→ **Aim**
Leave out the pictures and copy everything else below exactly.

→ **Data records**
--------------------

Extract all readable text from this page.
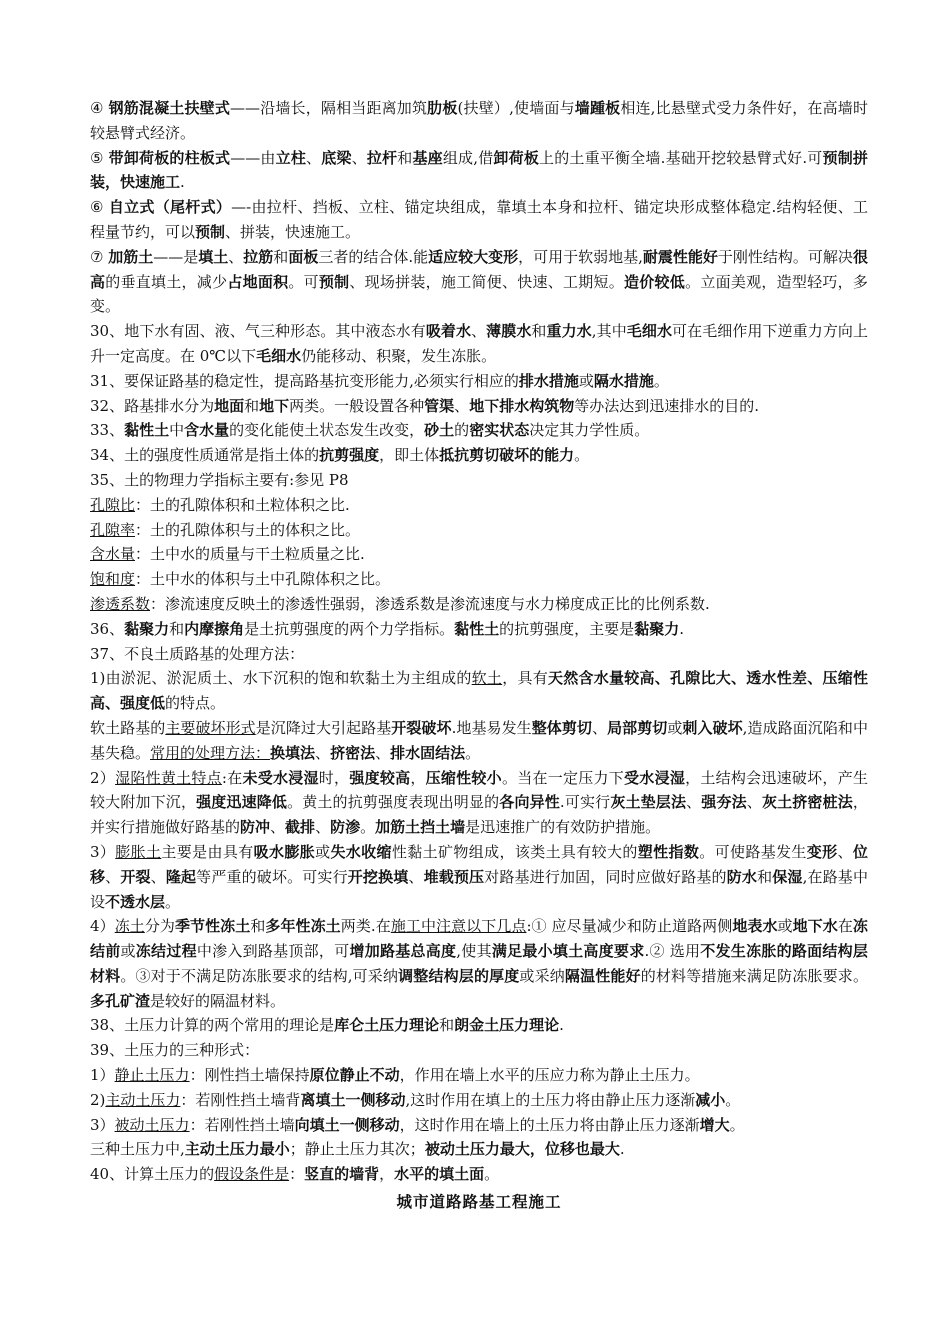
④ 钢筋混凝土扶壁式——沿墙长，隔相当距离加筑肋板(扶壁）,使墙面与墙踵板相连,比悬壁式受力条件好，在高墙时较悬臂式经济。

⑤ 带卸荷板的柱板式——由立柱、底梁、拉杆和基座组成,借卸荷板上的土重平衡全墙.基础开挖较悬臂式好.可预制拼装，快速施工.

⑥ 自立式（尾杆式）—-由拉杆、挡板、立柱、锚定块组成，靠填土本身和拉杆、锚定块形成整体稳定.结构轻便、工程量节约，可以预制、拼装，快速施工。

⑦ 加筋土——是填土、拉筋和面板三者的结合体.能适应较大变形，可用于软弱地基,耐震性能好于刚性结构。可解决很高的垂直填土，减少占地面积。可预制、现场拼装，施工简便、快速、工期短。造价较低。立面美观，造型轻巧，多变。

30、地下水有固、液、气三种形态。其中液态水有吸着水、薄膜水和重力水,其中毛细水可在毛细作用下逆重力方向上升一定高度。在 0℃以下毛细水仍能移动、积聚，发生冻胀。

31、要保证路基的稳定性，提高路基抗变形能力,必须实行相应的排水措施或隔水措施。

32、路基排水分为地面和地下两类。一般设置各种管渠、地下排水构筑物等办法达到迅速排水的目的.

33、黏性土中含水量的变化能使土状态发生改变，砂土的密实状态决定其力学性质。

34、土的强度性质通常是指土体的抗剪强度，即土体抵抗剪切破坏的能力。

35、土的物理力学指标主要有:参见 P8

孔隙比：土的孔隙体积和土粒体积之比.

孔隙率：土的孔隙体积与土的体积之比。

含水量：土中水的质量与干土粒质量之比.

饱和度：土中水的体积与土中孔隙体积之比。

渗透系数：渗流速度反映土的渗透性强弱，渗透系数是渗流速度与水力梯度成正比的比例系数.

36、黏聚力和内摩擦角是土抗剪强度的两个力学指标。黏性土的抗剪强度，主要是黏聚力.

37、不良土质路基的处理方法：

1)由淤泥、淤泥质土、水下沉积的饱和软黏土为主组成的软土，具有天然含水量较高、孔隙比大、透水性差、压缩性高、强度低的特点。

软土路基的主要破坏形式是沉降过大引起路基开裂破坏.地基易发生整体剪切、局部剪切或刺入破坏,造成路面沉陷和中基失稳。常用的处理方法：换填法、挤密法、排水固结法。

2）湿陷性黄土特点:在未受水浸湿时，强度较高，压缩性较小。当在一定压力下受水浸湿，土结构会迅速破坏，产生较大附加下沉，强度迅速降低。黄土的抗剪强度表现出明显的各向异性.可实行灰土垫层法、强夯法、灰土挤密桩法，并实行措施做好路基的防冲、截排、防渗。加筋土挡土墙是迅速推广的有效防护措施。

3）膨胀土主要是由具有吸水膨胀或失水收缩性黏土矿物组成，该类土具有较大的塑性指数。可使路基发生变形、位移、开裂、隆起等严重的破坏。可实行开挖换填、堆载预压对路基进行加固，同时应做好路基的防水和保湿,在路基中设不透水层。

4）冻土分为季节性冻土和多年性冻土两类.在施工中注意以下几点:① 应尽量减少和防止道路两侧地表水或地下水在冻结前或冻结过程中渗入到路基顶部，可增加路基总高度,使其满足最小填土高度要求.② 选用不发生冻胀的路面结构层材料。③对于不满足防冻胀要求的结构,可采纳调整结构层的厚度或采纳隔温性能好的材料等措施来满足防冻胀要求。多孔矿渣是较好的隔温材料。

38、土压力计算的两个常用的理论是库仑土压力理论和朗金土压力理论.

39、土压力的三种形式：

1）静止土压力：刚性挡土墙保持原位静止不动，作用在墙上水平的压应力称为静止土压力。

2)主动土压力：若刚性挡土墙背离填土一侧移动,这时作用在填上的土压力将由静止压力逐渐减小。

3）被动土压力：若刚性挡土墙向填土一侧移动，这时作用在墙上的土压力将由静止压力逐渐增大。

三种土压力中,主动土压力最小；静止土压力其次；被动土压力最大，位移也最大.

40、计算土压力的假设条件是：竖直的墙背，水平的填土面。

城市道路路基工程施工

--------------------

→ **Answer**
Extract all readable text from this page.
④ 钢筋混凝土扶壁式——沿墙长，隔相当距离加筑肋板(扶壁）,使墙面与墙踵板相连,比悬壁式受力条件好，在高墙时较悬臂式经济。

⑤ 带卸荷板的柱板式——由立柱、底梁、拉杆和基座组成,借卸荷板上的土重平衡全墙.基础开挖较悬臂式好.可预制拼装，快速施工.

⑥ 自立式（尾杆式）—-由拉杆、挡板、立柱、锚定块组成，靠填土本身和拉杆、锚定块形成整体稳定.结构轻便、工程量节约，可以预制、拼装，快速施工。

⑦ 加筋土——是填土、拉筋和面板三者的结合体.能适应较大变形，可用于软弱地基,耐震性能好于刚性结构。可解决很高的垂直填土，减少占地面积。可预制、现场拼装，施工简便、快速、工期短。造价较低。立面美观，造型轻巧，多变。

30、地下水有固、液、气三种形态。其中液态水有吸着水、薄膜水和重力水,其中毛细水可在毛细作用下逆重力方向上升一定高度。在 0℃以下毛细水仍能移动、积聚，发生冻胀。

31、要保证路基的稳定性，提高路基抗变形能力,必须实行相应的排水措施或隔水措施。

32、路基排水分为地面和地下两类。一般设置各种管渠、地下排水构筑物等办法达到迅速排水的目的.

33、黏性土中含水量的变化能使土状态发生改变，砂土的密实状态决定其力学性质。

34、土的强度性质通常是指土体的抗剪强度，即土体抵抗剪切破坏的能力。

35、土的物理力学指标主要有:参见 P8

孔隙比：土的孔隙体积和土粒体积之比.

孔隙率：土的孔隙体积与土的体积之比。

含水量：土中水的质量与干土粒质量之比.

饱和度：土中水的体积与土中孔隙体积之比。

渗透系数：渗流速度反映土的渗透性强弱，渗透系数是渗流速度与水力梯度成正比的比例系数.

36、黏聚力和内摩擦角是土抗剪强度的两个力学指标。黏性土的抗剪强度，主要是黏聚力.

37、不良土质路基的处理方法：

1)由淤泥、淤泥质土、水下沉积的饱和软黏土为主组成的软土，具有天然含水量较高、孔隙比大、透水性差、压缩性高、强度低的特点。

软土路基的主要破坏形式是沉降过大引起路基开裂破坏.地基易发生整体剪切、局部剪切或刺入破坏,造成路面沉陷和中基失稳。常用的处理方法：换填法、挤密法、排水固结法。

2）湿陷性黄土特点:在未受水浸湿时，强度较高，压缩性较小。当在一定压力下受水浸湿，土结构会迅速破坏，产生较大附加下沉，强度迅速降低。黄土的抗剪强度表现出明显的各向异性.可实行灰土垫层法、强夯法、灰土挤密桩法，并实行措施做好路基的防冲、截排、防渗。加筋土挡土墙是迅速推广的有效防护措施。

3）膨胀土主要是由具有吸水膨胀或失水收缩性黏土矿物组成，该类土具有较大的塑性指数。可使路基发生变形、位移、开裂、隆起等严重的破坏。可实行开挖换填、堆载预压对路基进行加固，同时应做好路基的防水和保湿,在路基中设不透水层。

4）冻土分为季节性冻土和多年性冻土两类.在施工中注意以下几点:① 应尽量减少和防止道路两侧地表水或地下水在冻结前或冻结过程中渗入到路基顶部，可增加路基总高度,使其满足最小填土高度要求.② 选用不发生冻胀的路面结构层材料。③对于不满足防冻胀要求的结构,可采纳调整结构层的厚度或采纳隔温性能好的材料等措施来满足防冻胀要求。多孔矿渣是较好的隔温材料。

38、土压力计算的两个常用的理论是库仑土压力理论和朗金土压力理论.

39、土压力的三种形式：

1）静止土压力：刚性挡土墙保持原位静止不动，作用在墙上水平的压应力称为静止土压力。

2)主动土压力：若刚性挡土墙背离填土一侧移动,这时作用在填上的土压力将由静止压力逐渐减小。

3）被动土压力：若刚性挡土墙向填土一侧移动，这时作用在墙上的土压力将由静止压力逐渐增大。

三种土压力中,主动土压力最小；静止土压力其次；被动土压力最大，位移也最大.

40、计算土压力的假设条件是：竖直的墙背，水平的填土面。

城市道路路基工程施工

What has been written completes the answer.